## Problem
Go through the entries below and copy each line containing the word "name".

## Data to use
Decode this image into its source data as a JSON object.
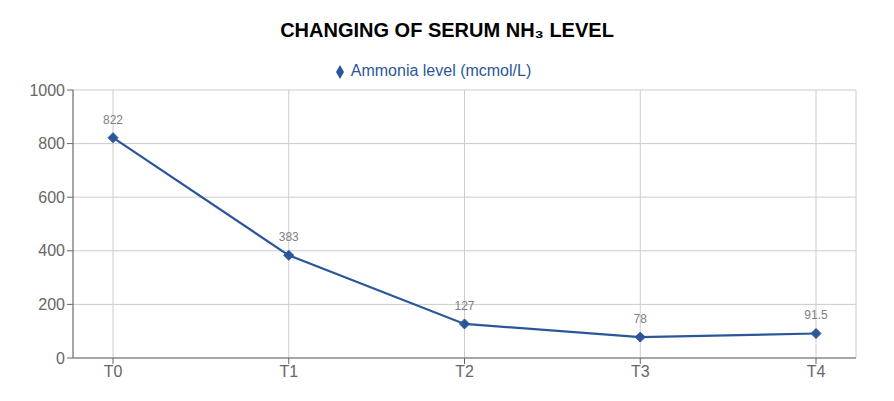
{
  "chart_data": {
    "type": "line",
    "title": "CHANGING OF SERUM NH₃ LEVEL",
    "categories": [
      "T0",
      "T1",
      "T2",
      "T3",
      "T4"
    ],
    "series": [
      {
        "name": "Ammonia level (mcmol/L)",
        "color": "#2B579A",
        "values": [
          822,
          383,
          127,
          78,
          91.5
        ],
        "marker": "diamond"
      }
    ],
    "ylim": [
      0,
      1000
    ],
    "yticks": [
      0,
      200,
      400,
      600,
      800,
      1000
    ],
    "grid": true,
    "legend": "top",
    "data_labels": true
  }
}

---

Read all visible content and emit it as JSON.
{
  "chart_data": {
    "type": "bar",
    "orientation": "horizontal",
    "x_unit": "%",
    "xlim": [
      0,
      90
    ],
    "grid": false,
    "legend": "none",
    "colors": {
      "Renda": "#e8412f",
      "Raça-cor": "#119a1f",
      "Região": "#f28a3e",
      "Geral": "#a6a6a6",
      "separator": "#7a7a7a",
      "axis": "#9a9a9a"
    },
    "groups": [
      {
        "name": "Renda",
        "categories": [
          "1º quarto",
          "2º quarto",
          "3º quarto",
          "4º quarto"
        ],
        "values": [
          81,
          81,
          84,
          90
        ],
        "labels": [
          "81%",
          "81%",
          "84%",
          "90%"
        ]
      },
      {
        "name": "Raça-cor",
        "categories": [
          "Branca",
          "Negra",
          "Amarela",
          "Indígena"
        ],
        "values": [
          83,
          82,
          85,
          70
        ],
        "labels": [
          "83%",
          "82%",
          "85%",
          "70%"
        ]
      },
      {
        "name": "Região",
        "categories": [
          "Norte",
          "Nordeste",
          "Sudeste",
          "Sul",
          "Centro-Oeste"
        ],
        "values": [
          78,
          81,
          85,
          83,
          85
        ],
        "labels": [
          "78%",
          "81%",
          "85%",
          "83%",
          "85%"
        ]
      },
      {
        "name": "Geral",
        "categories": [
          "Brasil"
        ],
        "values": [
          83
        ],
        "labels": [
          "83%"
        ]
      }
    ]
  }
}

## Exercise answer
        "name": "Ammonia level (mcmol/L)",
        "name": "Renda",
        "name": "Raça-cor",
        "name": "Região",
        "name": "Geral",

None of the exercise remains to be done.